## TASK BRIEF
Recast the stretch of the listing from the line containing "select-tool-change-opt[interactable]: YES ▼" through the line containing "function-key-column: F1 F2" as a Markdown table, skipping blank lines. Use the columns Row, which numbers each line, and Entry, which holds the line itself.

## PROVIDED RECORDS
◇ ◇ ◇ ◇

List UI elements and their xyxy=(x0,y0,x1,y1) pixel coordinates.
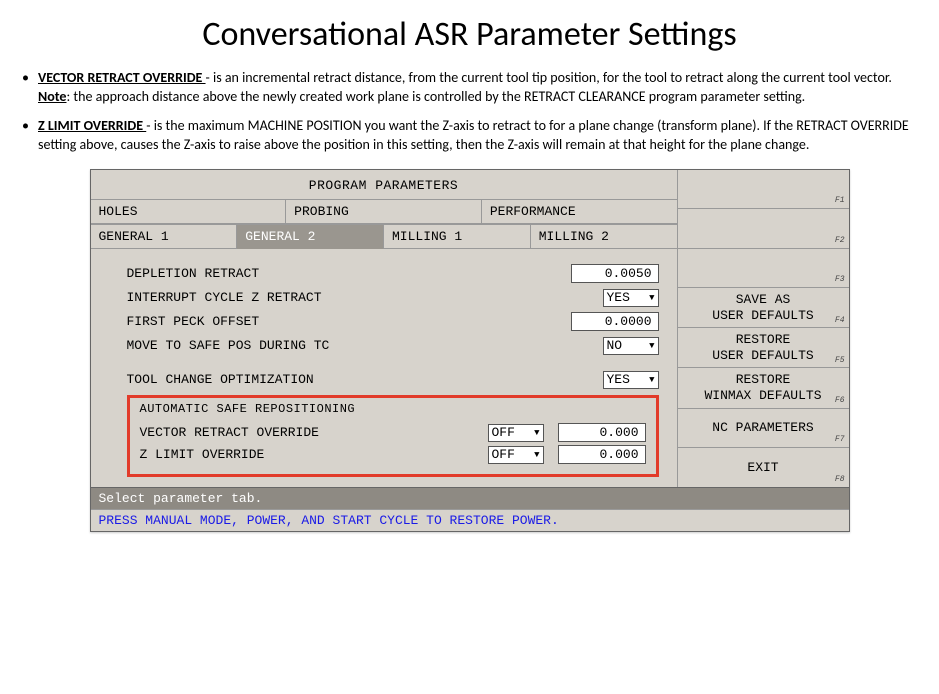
select-tool-change-opt[interactable]: YES ▼ xyxy=(603,371,659,389)
chevron-down-icon: ▼ xyxy=(649,375,654,385)
fkey-code: F7 xyxy=(835,435,845,445)
tab-performance[interactable]: PERFORMANCE xyxy=(482,200,677,224)
select-vector-retract-override[interactable]: OFF ▼ xyxy=(488,424,544,442)
select-z-limit-override[interactable]: OFF ▼ xyxy=(488,446,544,464)
label-first-peck-offset: FIRST PECK OFFSET xyxy=(127,314,571,329)
fkey-code: F1 xyxy=(835,196,845,206)
tab-holes[interactable]: HOLES xyxy=(91,200,287,224)
term-vector-retract: VECTOR RETRACT OVERRIDE xyxy=(38,69,206,86)
fkey-code: F5 xyxy=(835,356,845,366)
status-blue-text: PRESS MANUAL MODE, POWER, AND START CYCL… xyxy=(99,513,841,528)
tabs-row-1: HOLES PROBING PERFORMANCE xyxy=(91,199,677,224)
note-label: Note xyxy=(38,88,66,105)
fkey-label: SAVE AS USER DEFAULTS xyxy=(712,292,813,323)
definition-body: is the maximum MACHINE POSITION you want… xyxy=(38,117,909,153)
tab-probing[interactable]: PROBING xyxy=(286,200,482,224)
input-first-peck-offset[interactable]: 0.0000 xyxy=(571,312,659,331)
fkey-code: F6 xyxy=(835,396,845,406)
chevron-down-icon: ▼ xyxy=(534,428,539,438)
asr-group: AUTOMATIC SAFE REPOSITIONING VECTOR RETR… xyxy=(127,395,659,477)
term-z-limit: Z LIMIT OVERRIDE xyxy=(38,117,146,134)
label-depletion-retract: DEPLETION RETRACT xyxy=(127,266,571,281)
label-z-limit-override: Z LIMIT OVERRIDE xyxy=(140,447,488,462)
dash: - xyxy=(146,117,153,134)
fkey-code: F3 xyxy=(835,275,845,285)
tab-milling-1[interactable]: MILLING 1 xyxy=(384,225,531,249)
select-interrupt-cycle[interactable]: YES ▼ xyxy=(603,289,659,307)
fkey-label: RESTORE WINMAX DEFAULTS xyxy=(704,372,821,403)
dash: - xyxy=(206,69,213,86)
label-vector-retract-override: VECTOR RETRACT OVERRIDE xyxy=(140,425,488,440)
tab-milling-2[interactable]: MILLING 2 xyxy=(531,225,677,249)
cnc-panel: PROGRAM PARAMETERS HOLES PROBING PERFORM… xyxy=(90,169,850,532)
chevron-down-icon: ▼ xyxy=(649,341,654,351)
fkey-code: F8 xyxy=(835,475,845,485)
select-value: OFF xyxy=(492,447,515,462)
fkey-save-as-user-defaults[interactable]: SAVE AS USER DEFAULTS F4 xyxy=(678,288,849,328)
fkey-f1[interactable]: F1 xyxy=(678,170,849,209)
function-key-column: F1 F2 F3 SAVE AS USER DEFAULTS F4 RESTORE… xyxy=(677,170,849,487)
label-tool-change-opt: TOOL CHANGE OPTIMIZATION xyxy=(127,372,603,387)
definition-body: is an incremental retract distance, from… xyxy=(213,69,892,86)
select-value: YES xyxy=(607,290,630,305)
page-title: Conversational ASR Parameter Settings xyxy=(20,14,919,55)
fkey-nc-parameters[interactable]: NC PARAMETERS F7 xyxy=(678,409,849,448)
fkey-code: F4 xyxy=(835,316,845,326)
fkey-label: NC PARAMETERS xyxy=(712,420,813,436)
select-move-safe-pos[interactable]: NO ▼ xyxy=(603,337,659,355)
input-vector-retract-override[interactable]: 0.000 xyxy=(558,423,646,442)
select-value: OFF xyxy=(492,425,515,440)
input-depletion-retract[interactable]: 0.0050 xyxy=(571,264,659,283)
definition-item: VECTOR RETRACT OVERRIDE - is an incremen… xyxy=(20,69,919,107)
fkey-exit[interactable]: EXIT F8 xyxy=(678,448,849,486)
definition-item: Z LIMIT OVERRIDE - is the maximum MACHIN… xyxy=(20,117,919,155)
fkey-restore-winmax-defaults[interactable]: RESTORE WINMAX DEFAULTS F6 xyxy=(678,368,849,408)
select-value: YES xyxy=(607,372,630,387)
select-value: NO xyxy=(607,338,623,353)
fkey-code: F2 xyxy=(835,236,845,246)
fkey-label: RESTORE USER DEFAULTS xyxy=(712,332,813,363)
fkey-f2[interactable]: F2 xyxy=(678,209,849,248)
fkey-label: EXIT xyxy=(747,460,778,476)
fkey-restore-user-defaults[interactable]: RESTORE USER DEFAULTS F5 xyxy=(678,328,849,368)
status-bar-blue: PRESS MANUAL MODE, POWER, AND START CYCL… xyxy=(91,509,849,531)
tab-general-2[interactable]: GENERAL 2 xyxy=(237,225,384,249)
label-interrupt-cycle: INTERRUPT CYCLE Z RETRACT xyxy=(127,290,603,305)
asr-legend: AUTOMATIC SAFE REPOSITIONING xyxy=(140,402,646,416)
fkey-f3[interactable]: F3 xyxy=(678,249,849,288)
chevron-down-icon: ▼ xyxy=(534,450,539,460)
chevron-down-icon: ▼ xyxy=(649,293,654,303)
definition-list: VECTOR RETRACT OVERRIDE - is an incremen… xyxy=(20,69,919,155)
panel-header: PROGRAM PARAMETERS xyxy=(91,170,677,199)
status-grey-text: Select parameter tab. xyxy=(99,491,841,506)
label-move-safe-pos: MOVE TO SAFE POS DURING TC xyxy=(127,338,603,353)
definition-body-2: : the approach distance above the newly … xyxy=(66,88,805,105)
tab-general-1[interactable]: GENERAL 1 xyxy=(91,225,238,249)
tabs-row-2: GENERAL 1 GENERAL 2 MILLING 1 MILLING 2 xyxy=(91,224,677,249)
status-bar-grey: Select parameter tab. xyxy=(91,487,849,509)
tab-content: DEPLETION RETRACT 0.0050 INTERRUPT CYCLE… xyxy=(91,249,677,487)
input-z-limit-override[interactable]: 0.000 xyxy=(558,445,646,464)
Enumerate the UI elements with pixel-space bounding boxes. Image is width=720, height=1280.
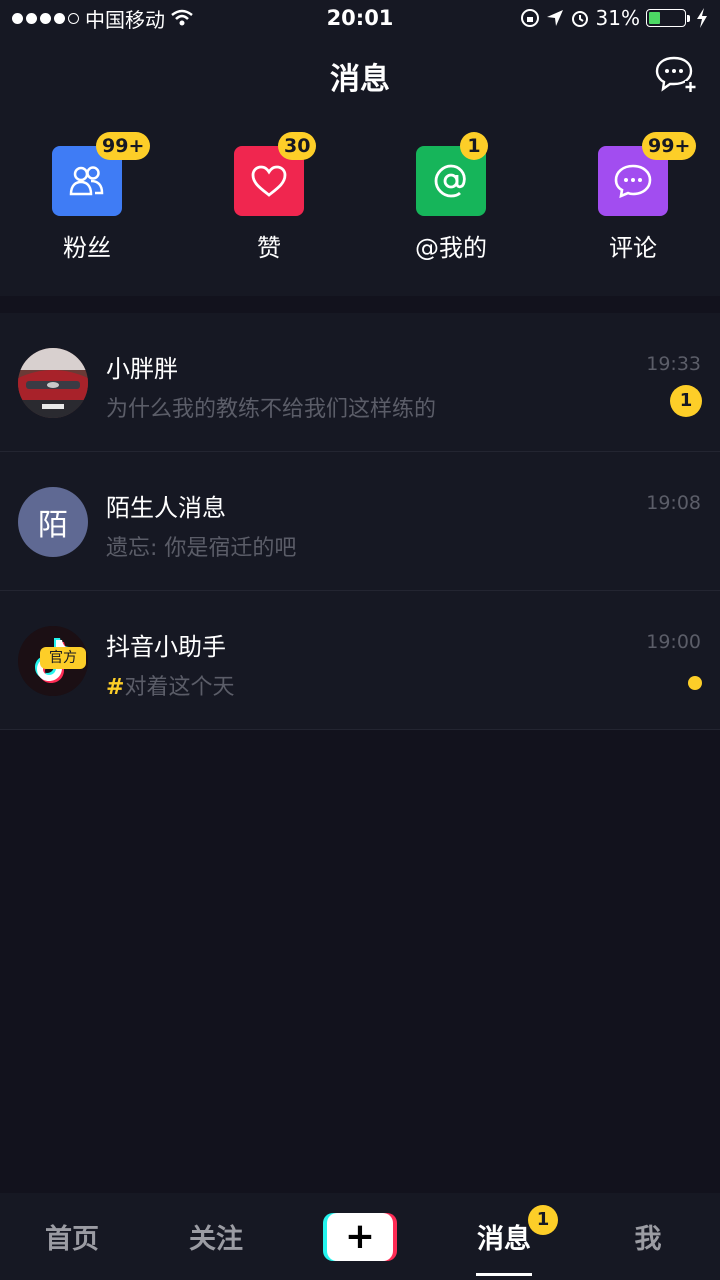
fans-label: 粉丝 (63, 234, 111, 262)
contact-name: 陌生人消息 (106, 494, 226, 522)
plus-icon: + (327, 1213, 393, 1261)
active-tab-indicator (476, 1273, 532, 1276)
message-preview: 为什么我的教练不给我们这样练的 (106, 397, 437, 422)
create-video-button[interactable]: + (323, 1213, 397, 1261)
unread-dot (688, 676, 702, 690)
contact-name: 小胖胖 (106, 355, 178, 383)
hashtag-icon: # (106, 675, 125, 700)
tab-me[interactable]: 我 (588, 1193, 708, 1280)
avatar-initial: 陌 (38, 508, 68, 543)
list-item[interactable]: 小胖胖 为什么我的教练不给我们这样练的 19:33 1 (0, 313, 720, 452)
alarm-icon (571, 11, 588, 27)
contact-name: 抖音小助手 (106, 633, 226, 661)
message-time: 19:33 (646, 353, 701, 375)
comments-badge: 99+ (642, 132, 697, 160)
likes-label: 赞 (257, 234, 281, 262)
message-preview: #对着这个天 (106, 669, 234, 701)
avatar[interactable]: 陌 (18, 487, 88, 557)
tab-home[interactable]: 首页 (12, 1193, 132, 1280)
battery-icon (646, 9, 690, 27)
official-badge: 官方 (40, 647, 86, 669)
category-likes[interactable]: 30 赞 (199, 132, 339, 263)
page-title: 消息 (330, 62, 390, 97)
fans-icon (69, 166, 104, 196)
message-preview: 遗忘: 你是宿迁的吧 (106, 536, 297, 561)
messages-tab-badge: 1 (528, 1205, 558, 1235)
charging-icon (697, 8, 707, 28)
message-header: 消息 99+ 粉丝 30 赞 1 @我的 99+ 评论 (0, 36, 720, 296)
chat-plus-icon[interactable] (654, 54, 698, 94)
wifi-icon (171, 9, 193, 26)
avatar[interactable] (18, 348, 88, 418)
heart-icon (251, 165, 287, 197)
list-item[interactable]: 陌 陌生人消息 遗忘: 你是宿迁的吧 19:08 (0, 452, 720, 591)
message-time: 19:08 (646, 492, 701, 514)
comment-icon (614, 164, 652, 199)
likes-tile: 30 (234, 132, 317, 216)
car-photo-icon (18, 348, 88, 418)
message-list: 小胖胖 为什么我的教练不给我们这样练的 19:33 1 陌 陌生人消息 遗忘: … (0, 313, 720, 730)
list-item[interactable]: 官方 抖音小助手 #对着这个天 19:00 (0, 591, 720, 730)
category-mentions[interactable]: 1 @我的 (381, 132, 521, 263)
unread-badge: 1 (670, 385, 702, 417)
fans-tile: 99+ (52, 132, 151, 216)
category-fans[interactable]: 99+ 粉丝 (17, 132, 157, 263)
tab-following[interactable]: 关注 (156, 1193, 276, 1280)
status-bar: 中国移动 20:01 31% (0, 0, 720, 36)
mentions-badge: 1 (460, 132, 488, 160)
at-icon (434, 164, 466, 198)
preview-text: 对着这个天 (124, 675, 235, 700)
location-icon (546, 10, 563, 26)
comments-label: 评论 (609, 234, 657, 262)
battery-percent: 31% (595, 6, 640, 30)
fans-badge: 99+ (96, 132, 151, 160)
category-comments[interactable]: 99+ 评论 (563, 132, 703, 263)
mentions-tile: 1 (416, 132, 488, 216)
signal-icon (12, 12, 79, 24)
message-time: 19:00 (646, 631, 701, 653)
rotation-lock-icon (520, 9, 539, 27)
mentions-label: @我的 (415, 234, 487, 262)
comments-tile: 99+ (598, 132, 697, 216)
likes-badge: 30 (278, 132, 317, 160)
clock: 20:01 (326, 6, 394, 30)
carrier-label: 中国移动 (85, 7, 165, 32)
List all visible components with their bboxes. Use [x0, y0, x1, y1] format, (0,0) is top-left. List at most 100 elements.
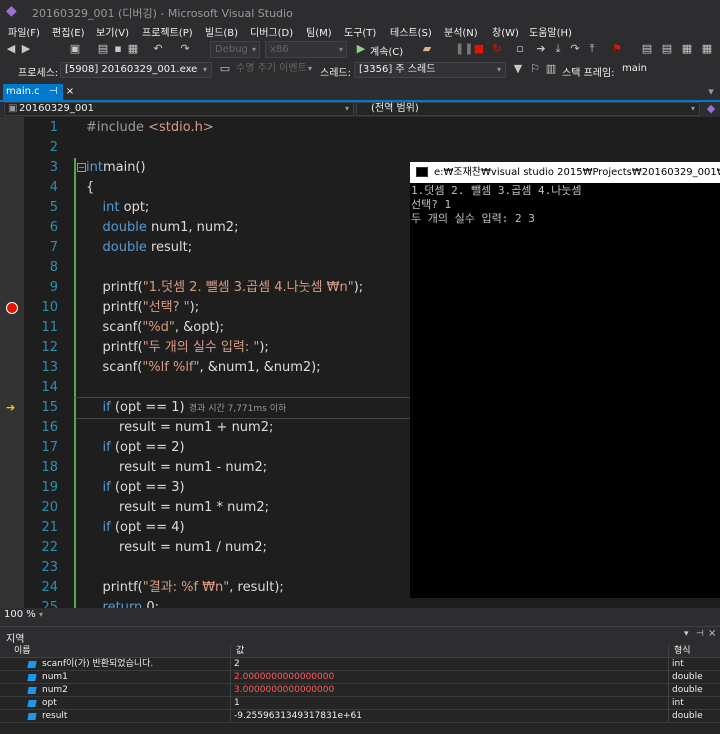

◇ ◇ ◇ ◇

## SOLUTION FOR THIS TASK
| Row | Entry |
|---|---|
| 1 | select-tool-change-opt[interactable]: YES ▼ xyxy=(603,371,659,389) |
| 2 | chevron-down-icon: ▼ xyxy=(649,375,654,385) |
| 3 | fkey-code: F7 xyxy=(835,435,845,445) |
| 4 | tab-performance[interactable]: PERFORMANCE xyxy=(482,200,677,224) |
| 5 | select-vector-retract-override[interactable]: OFF ▼ xyxy=(488,424,544,442) |
| 6 | select-z-limit-override[interactable]: OFF ▼ xyxy=(488,446,544,464) |
| 7 | label-first-peck-offset: FIRST PECK OFFSET xyxy=(127,314,571,329) |
| 8 | fkey-code: F1 xyxy=(835,196,845,206) |
| 9 | tab-holes[interactable]: HOLES xyxy=(91,200,287,224) |
| 10 | term-vector-retract: VECTOR RETRACT OVERRIDE xyxy=(38,69,206,86) |
| 11 | fkey-code: F5 xyxy=(835,356,845,366) |
| 12 | status-blue-text: PRESS MANUAL MODE, POWER, AND START CYCL… xyxy=(99,513,841,528) |
| 13 | tabs-row-1: HOLES PROBING PERFORMANCE xyxy=(91,199,677,224) |
| 14 | note-label: Note xyxy=(38,88,66,105) |
| 15 | fkey-label: SAVE AS USER DEFAULTS xyxy=(712,292,813,323) |
| 16 | definition-body: is the maximum MACHINE POSITION you want… xyxy=(38,117,909,153) |
| 17 | tab-probing[interactable]: PROBING xyxy=(286,200,482,224) |
| 18 | input-first-peck-offset[interactable]: 0.0000 xyxy=(571,312,659,331) |
| 19 | fkey-code: F6 xyxy=(835,396,845,406) |
| 20 | chevron-down-icon: ▼ xyxy=(534,428,539,438) |
| 21 | asr-group: AUTOMATIC SAFE REPOSITIONING VECTOR RETR… xyxy=(127,395,659,477) |
| 22 | term-z-limit: Z LIMIT OVERRIDE xyxy=(38,117,146,134) |
| 23 | label-depletion-retract: DEPLETION RETRACT xyxy=(127,266,571,281) |
| 24 | label-z-limit-override: Z LIMIT OVERRIDE xyxy=(140,447,488,462) |
| 25 | dash: - xyxy=(146,117,153,134) |
| 26 | fkey-code: F3 xyxy=(835,275,845,285) |
| 27 | tab-milling-1[interactable]: MILLING 1 xyxy=(384,225,531,249) |
| 28 | select-interrupt-cycle[interactable]: YES ▼ xyxy=(603,289,659,307) |
| 29 | fkey-label: RESTORE WINMAX DEFAULTS xyxy=(704,372,821,403) |
| 30 | dash: - xyxy=(206,69,213,86) |
| 31 | label-vector-retract-override: VECTOR RETRACT OVERRIDE xyxy=(140,425,488,440) |
| 32 | tab-milling-2[interactable]: MILLING 2 xyxy=(531,225,677,249) |
| 33 | cnc-panel: PROGRAM PARAMETERS HOLES PROBING PERFORM… xyxy=(90,169,850,532) |
| 34 | chevron-down-icon: ▼ xyxy=(649,341,654,351) |
| 35 | fkey-code: F8 xyxy=(835,475,845,485) |
| 36 | select-value: OFF xyxy=(492,447,515,462) |
| 37 | fkey-save-as-user-defaults[interactable]: SAVE AS USER DEFAULTS F4 xyxy=(678,288,849,328) |
| 38 | fkey-f1[interactable]: F1 xyxy=(678,170,849,209) |
| 39 | function-key-column: F1 F2 F3 SAVE AS USER DEFAULTS F4 RESTORE… xyxy=(677,170,849,487) |